--- MATERIAL SHOWN ---

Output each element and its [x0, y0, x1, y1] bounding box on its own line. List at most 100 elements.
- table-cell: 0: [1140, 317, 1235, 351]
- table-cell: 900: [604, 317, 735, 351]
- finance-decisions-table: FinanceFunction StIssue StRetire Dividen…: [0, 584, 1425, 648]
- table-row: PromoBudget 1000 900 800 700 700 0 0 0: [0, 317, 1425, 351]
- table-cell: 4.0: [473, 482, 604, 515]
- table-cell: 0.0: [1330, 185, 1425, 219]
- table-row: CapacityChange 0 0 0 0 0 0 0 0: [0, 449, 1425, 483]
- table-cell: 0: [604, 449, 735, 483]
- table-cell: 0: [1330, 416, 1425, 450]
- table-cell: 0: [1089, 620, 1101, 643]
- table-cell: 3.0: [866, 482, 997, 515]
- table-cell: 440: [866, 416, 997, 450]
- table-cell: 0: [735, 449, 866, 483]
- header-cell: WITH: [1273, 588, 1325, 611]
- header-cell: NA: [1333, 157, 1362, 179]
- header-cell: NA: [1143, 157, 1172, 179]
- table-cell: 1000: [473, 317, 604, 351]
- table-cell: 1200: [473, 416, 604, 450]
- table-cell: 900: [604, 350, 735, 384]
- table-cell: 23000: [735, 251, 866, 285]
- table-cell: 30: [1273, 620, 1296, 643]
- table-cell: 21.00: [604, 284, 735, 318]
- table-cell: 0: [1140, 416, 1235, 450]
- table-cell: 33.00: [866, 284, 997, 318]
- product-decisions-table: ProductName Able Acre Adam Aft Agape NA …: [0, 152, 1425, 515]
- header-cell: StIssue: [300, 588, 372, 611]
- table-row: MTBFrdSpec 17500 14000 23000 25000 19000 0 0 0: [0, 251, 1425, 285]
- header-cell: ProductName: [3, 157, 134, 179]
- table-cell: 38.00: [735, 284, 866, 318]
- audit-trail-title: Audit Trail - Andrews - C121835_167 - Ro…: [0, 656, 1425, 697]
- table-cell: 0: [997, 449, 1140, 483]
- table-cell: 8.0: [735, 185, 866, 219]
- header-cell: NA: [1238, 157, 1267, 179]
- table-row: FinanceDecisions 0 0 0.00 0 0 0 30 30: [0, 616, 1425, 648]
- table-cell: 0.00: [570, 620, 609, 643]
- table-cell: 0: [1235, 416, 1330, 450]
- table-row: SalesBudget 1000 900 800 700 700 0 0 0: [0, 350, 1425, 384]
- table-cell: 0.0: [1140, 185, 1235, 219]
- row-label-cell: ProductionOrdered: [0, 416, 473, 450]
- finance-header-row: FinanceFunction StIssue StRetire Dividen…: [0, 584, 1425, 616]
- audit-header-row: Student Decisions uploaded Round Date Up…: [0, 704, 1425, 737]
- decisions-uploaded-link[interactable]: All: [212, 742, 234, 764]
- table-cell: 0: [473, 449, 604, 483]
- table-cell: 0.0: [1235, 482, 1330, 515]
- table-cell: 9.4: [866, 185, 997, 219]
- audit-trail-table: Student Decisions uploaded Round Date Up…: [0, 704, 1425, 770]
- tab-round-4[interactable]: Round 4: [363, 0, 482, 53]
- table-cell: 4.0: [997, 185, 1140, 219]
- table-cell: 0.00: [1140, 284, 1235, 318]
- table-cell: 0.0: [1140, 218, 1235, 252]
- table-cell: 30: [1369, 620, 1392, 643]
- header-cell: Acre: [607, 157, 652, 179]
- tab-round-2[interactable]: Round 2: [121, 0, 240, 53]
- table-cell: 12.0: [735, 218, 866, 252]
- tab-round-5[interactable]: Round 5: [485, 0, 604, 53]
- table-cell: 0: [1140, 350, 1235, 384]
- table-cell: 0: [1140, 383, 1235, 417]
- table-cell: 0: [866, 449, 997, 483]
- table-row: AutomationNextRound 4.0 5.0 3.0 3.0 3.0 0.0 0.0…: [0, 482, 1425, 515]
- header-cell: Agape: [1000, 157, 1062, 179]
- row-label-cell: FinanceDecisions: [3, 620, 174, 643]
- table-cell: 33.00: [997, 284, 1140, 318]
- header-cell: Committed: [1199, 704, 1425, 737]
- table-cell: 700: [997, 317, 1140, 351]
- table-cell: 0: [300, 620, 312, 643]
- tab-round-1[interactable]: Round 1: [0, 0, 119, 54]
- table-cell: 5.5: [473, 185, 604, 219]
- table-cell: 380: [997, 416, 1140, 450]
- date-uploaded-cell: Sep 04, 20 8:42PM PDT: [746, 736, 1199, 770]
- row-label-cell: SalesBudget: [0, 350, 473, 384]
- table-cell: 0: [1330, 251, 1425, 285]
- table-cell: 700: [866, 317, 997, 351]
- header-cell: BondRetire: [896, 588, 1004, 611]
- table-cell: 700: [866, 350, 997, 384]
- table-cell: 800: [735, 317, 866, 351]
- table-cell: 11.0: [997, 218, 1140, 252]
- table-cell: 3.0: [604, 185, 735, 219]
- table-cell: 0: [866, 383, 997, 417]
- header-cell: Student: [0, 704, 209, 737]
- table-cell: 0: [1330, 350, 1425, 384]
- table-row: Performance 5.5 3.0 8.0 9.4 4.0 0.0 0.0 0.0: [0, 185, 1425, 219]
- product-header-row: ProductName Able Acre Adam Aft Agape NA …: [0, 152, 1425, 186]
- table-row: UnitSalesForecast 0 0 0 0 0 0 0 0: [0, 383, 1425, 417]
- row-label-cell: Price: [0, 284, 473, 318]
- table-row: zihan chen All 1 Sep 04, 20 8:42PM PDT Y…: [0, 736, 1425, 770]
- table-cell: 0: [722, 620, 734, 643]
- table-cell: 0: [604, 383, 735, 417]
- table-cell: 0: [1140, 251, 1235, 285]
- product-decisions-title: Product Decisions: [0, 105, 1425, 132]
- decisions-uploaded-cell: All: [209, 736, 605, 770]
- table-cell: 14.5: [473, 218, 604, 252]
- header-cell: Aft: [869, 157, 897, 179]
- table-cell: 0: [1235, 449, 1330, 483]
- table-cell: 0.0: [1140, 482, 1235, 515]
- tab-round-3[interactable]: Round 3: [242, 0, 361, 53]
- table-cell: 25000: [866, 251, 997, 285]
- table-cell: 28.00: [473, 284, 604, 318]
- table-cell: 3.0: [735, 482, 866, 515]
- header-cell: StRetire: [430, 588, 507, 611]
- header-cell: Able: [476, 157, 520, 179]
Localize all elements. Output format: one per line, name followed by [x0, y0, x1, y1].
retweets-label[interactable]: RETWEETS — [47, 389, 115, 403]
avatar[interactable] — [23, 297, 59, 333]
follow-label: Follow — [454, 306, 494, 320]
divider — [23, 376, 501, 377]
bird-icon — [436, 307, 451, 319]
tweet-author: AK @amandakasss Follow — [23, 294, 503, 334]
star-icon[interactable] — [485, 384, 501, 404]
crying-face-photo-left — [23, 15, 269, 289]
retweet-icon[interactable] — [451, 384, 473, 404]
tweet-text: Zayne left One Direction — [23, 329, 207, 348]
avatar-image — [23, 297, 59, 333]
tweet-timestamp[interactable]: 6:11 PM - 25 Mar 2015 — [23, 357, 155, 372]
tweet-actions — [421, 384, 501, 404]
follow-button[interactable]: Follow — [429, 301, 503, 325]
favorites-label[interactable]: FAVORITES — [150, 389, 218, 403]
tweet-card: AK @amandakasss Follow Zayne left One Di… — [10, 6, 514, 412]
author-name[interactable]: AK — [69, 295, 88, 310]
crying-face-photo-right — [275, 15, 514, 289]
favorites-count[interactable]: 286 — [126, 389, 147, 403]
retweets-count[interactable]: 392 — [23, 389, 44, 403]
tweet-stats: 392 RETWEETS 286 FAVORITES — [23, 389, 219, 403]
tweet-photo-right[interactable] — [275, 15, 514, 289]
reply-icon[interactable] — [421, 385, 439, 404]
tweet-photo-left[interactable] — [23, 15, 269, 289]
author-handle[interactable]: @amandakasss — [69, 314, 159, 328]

--- GOAL ---
Quote the items word for word, starting at the very first line and ending at the line that contains "- table-cell: 0: [1140, 416, 1235, 450]", with both of those lines included.

--- SOLUTION ---
Output each element and its [x0, y0, x1, y1] bounding box on its own line. List at most 100 elements.
- table-cell: 0: [1140, 317, 1235, 351]
- table-cell: 900: [604, 317, 735, 351]
- finance-decisions-table: FinanceFunction StIssue StRetire Dividen…: [0, 584, 1425, 648]
- table-row: PromoBudget 1000 900 800 700 700 0 0 0: [0, 317, 1425, 351]
- table-cell: 4.0: [473, 482, 604, 515]
- table-cell: 0.0: [1330, 185, 1425, 219]
- table-row: CapacityChange 0 0 0 0 0 0 0 0: [0, 449, 1425, 483]
- table-cell: 0: [604, 449, 735, 483]
- table-cell: 0: [1330, 416, 1425, 450]
- table-cell: 0: [1089, 620, 1101, 643]
- table-cell: 3.0: [866, 482, 997, 515]
- table-cell: 440: [866, 416, 997, 450]
- table-cell: 0: [735, 449, 866, 483]
- header-cell: WITH: [1273, 588, 1325, 611]
- header-cell: NA: [1333, 157, 1362, 179]
- header-cell: NA: [1143, 157, 1172, 179]
- table-cell: 1000: [473, 317, 604, 351]
- table-cell: 1200: [473, 416, 604, 450]
- table-cell: 900: [604, 350, 735, 384]
- table-cell: 23000: [735, 251, 866, 285]
- table-cell: 30: [1273, 620, 1296, 643]
- table-cell: 21.00: [604, 284, 735, 318]
- table-cell: 0: [1140, 416, 1235, 450]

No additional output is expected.